● Problem requirements:
Find the number of lines in these records where the word "Ctrl" appears. Reply with that number and nothing more.

begin Data excerpts

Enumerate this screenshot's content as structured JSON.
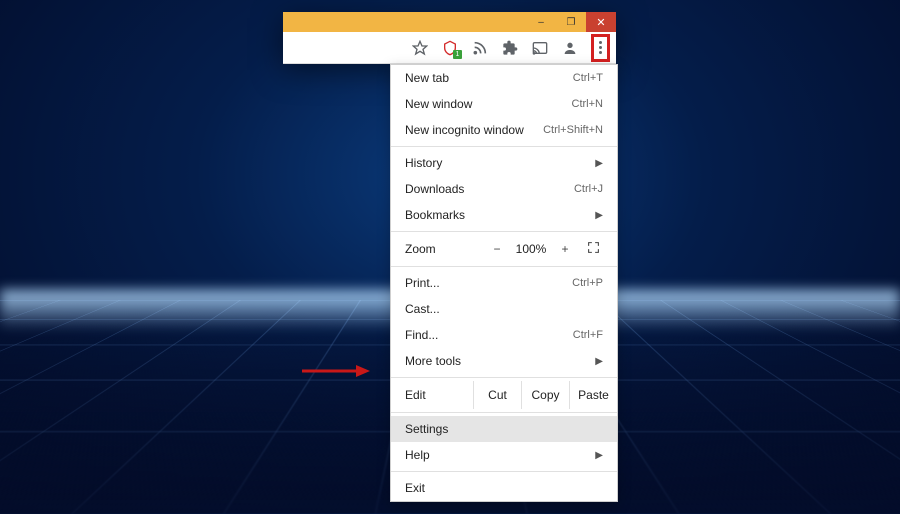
{
  "window": {
    "minimize": "–",
    "maximize": "❐",
    "close": "✕"
  },
  "toolbar": {
    "shield_badge": "1"
  },
  "menu": {
    "new_tab": {
      "label": "New tab",
      "shortcut": "Ctrl+T"
    },
    "new_window": {
      "label": "New window",
      "shortcut": "Ctrl+N"
    },
    "new_incognito": {
      "label": "New incognito window",
      "shortcut": "Ctrl+Shift+N"
    },
    "history": {
      "label": "History"
    },
    "downloads": {
      "label": "Downloads",
      "shortcut": "Ctrl+J"
    },
    "bookmarks": {
      "label": "Bookmarks"
    },
    "zoom": {
      "label": "Zoom",
      "minus": "−",
      "value": "100%",
      "plus": "+"
    },
    "print": {
      "label": "Print...",
      "shortcut": "Ctrl+P"
    },
    "cast": {
      "label": "Cast..."
    },
    "find": {
      "label": "Find...",
      "shortcut": "Ctrl+F"
    },
    "more_tools": {
      "label": "More tools"
    },
    "edit": {
      "label": "Edit",
      "cut": "Cut",
      "copy": "Copy",
      "paste": "Paste"
    },
    "settings": {
      "label": "Settings"
    },
    "help": {
      "label": "Help"
    },
    "exit": {
      "label": "Exit"
    }
  }
}
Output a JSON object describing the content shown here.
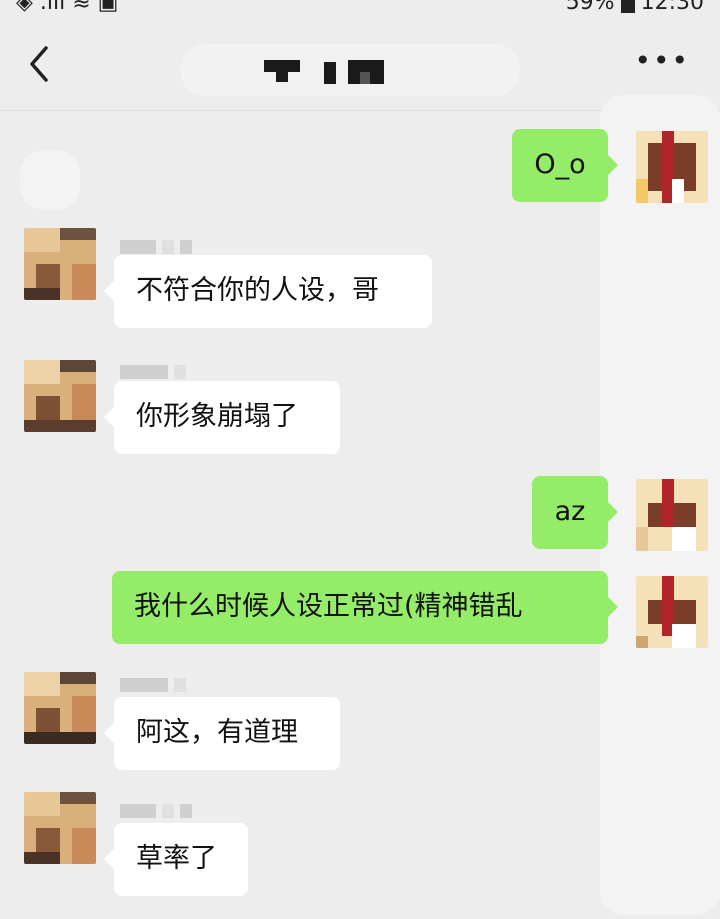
{
  "status_bar": {
    "battery_text": "59%",
    "time": "12:30"
  },
  "nav": {
    "back_icon": "chevron-left-icon",
    "more_label": "•••"
  },
  "messages": [
    {
      "side": "out",
      "text": "O_o"
    },
    {
      "side": "in",
      "text": "不符合你的人设，哥"
    },
    {
      "side": "in",
      "text": "你形象崩塌了"
    },
    {
      "side": "out",
      "text": "az"
    },
    {
      "side": "out",
      "text": "我什么时候人设正常过(精神错乱"
    },
    {
      "side": "in",
      "text": "阿这，有道理"
    },
    {
      "side": "in",
      "text": "草率了"
    }
  ],
  "colors": {
    "background": "#ededed",
    "outgoing_bubble": "#95ec69",
    "incoming_bubble": "#ffffff"
  }
}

end Data excerpts

● Result:
6